**What is needed:** Retrieve every line from the records in which the word "that" occurs.

Document page transcription items
+++++
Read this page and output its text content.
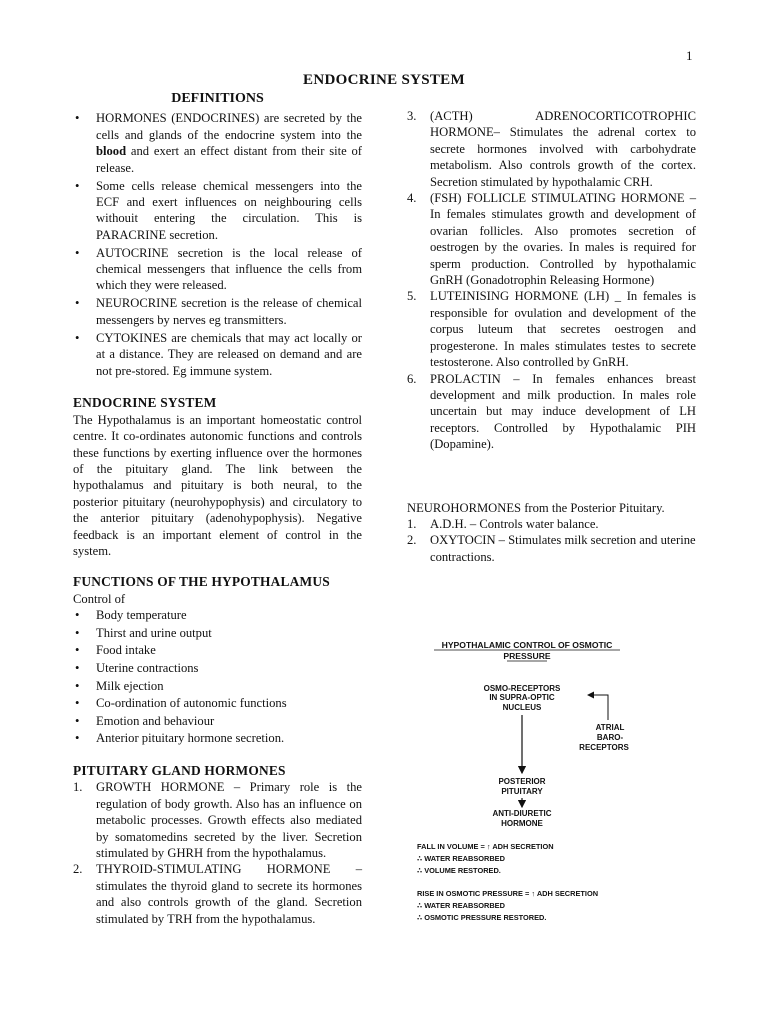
1
ENDOCRINE SYSTEM
DEFINITIONS
• HORMONES (ENDOCRINES) are secreted by the cells and glands of the endocrine system into the blood and exert an effect distant from their site of release.
• Some cells release chemical messengers into the ECF and exert influences on neighbouring cells withouit entering the circulation. This is PARACRINE secretion.
• AUTOCRINE secretion is the local release of chemical messengers that influence the cells from which they were released.
• NEUROCRINE secretion is the release of chemical messengers by nerves eg transmitters.
• CYTOKINES are chemicals that may act locally or at a distance. They are released on demand and are not pre-stored. Eg immune system.
ENDOCRINE SYSTEM

The Hypothalamus is an important homeostatic control centre. It co-ordinates autonomic functions and controls these functions by exerting influence over the hormones of the pituitary gland. The link between the hypothalamus and pituitary is both neural, to the posterior pituitary (neurohypophysis) and circulatory to the anterior pituitary (adenohypophysis). Negative feedback is an important element of control in the system.

FUNCTIONS OF THE HYPOTHALAMUS
Control of
• Body temperature
• Thirst and urine output
• Food intake
• Uterine contractions
• Milk ejection
• Co-ordination of autonomic functions
• Emotion and behaviour
• Anterior pituitary hormone secretion.
PITUITARY GLAND HORMONES
1. GROWTH HORMONE – Primary role is the regulation of body growth. Also has an influence on metabolic processes. Growth effects also mediated by somatomedins secreted by the liver. Secretion stimulated by GHRH from the hypothalamus.
2. THYROID-STIMULATING HORMONE – stimulates the thyroid gland to secrete its hormones and also controls growth of the gland. Secretion stimulated by TRH from the hypothalamus.
3. (ACTH) ADRENOCORTICOTROPHIC HORMONE– Stimulates the adrenal cortex to secrete hormones involved with carbohydrate metabolism. Also controls growth of the cortex. Secretion stimulated by hypothalamic CRH.
4. (FSH) FOLLICLE STIMULATING HORMONE – In females stimulates growth and development of ovarian follicles. Also promotes secretion of oestrogen by the ovaries. In males is required for sperm production. Controlled by hypothalamic GnRH (Gonadotrophin Releasing Hormone)
5. LUTEINISING HORMONE (LH) _ In females is responsible for ovulation and development of the corpus luteum that secretes oestrogen and progesterone. In males stimulates testes to secrete testosterone. Also controlled by GnRH.
6. PROLACTIN – In females enhances breast development and milk production. In males role uncertain but may induce development of LH receptors. Controlled by Hypothalamic PIH (Dopamine).

NEUROHORMONES from the Posterior Pituitary.

1. A.D.H. – Controls water balance.
2. OXYTOCIN – Stimulates milk secretion and uterine contractions.
HYPOTHALAMIC CONTROL OF OSMOTIC
PRESSURE
OSMO-RECEPTORS
IN SUPRA-OPTIC
NUCLEUS
ATRIAL
BARO-
RECEPTORS
POSTERIOR
PITUITARY
ANTI-DIURETIC
HORMONE
FALL IN VOLUME = ↑ ADH SECRETION
∴ WATER REABSORBED
∴ VOLUME RESTORED.
RISE IN OSMOTIC PRESSURE = ↑ ADH SECRETION
∴ WATER REABSORBED
∴ OSMOTIC PRESSURE RESTORED.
+++++
**Task answer:**
• AUTOCRINE secretion is the local release of chemical messengers that influence the cells from which they were released.
• CYTOKINES are chemicals that may act locally or at a distance. They are released on demand and are not pre-stored. Eg immune system.
5. LUTEINISING HORMONE (LH) _ In females is responsible for ovulation and development of the corpus luteum that secretes oestrogen and progesterone. In males stimulates testes to secrete testosterone. Also controlled by GnRH.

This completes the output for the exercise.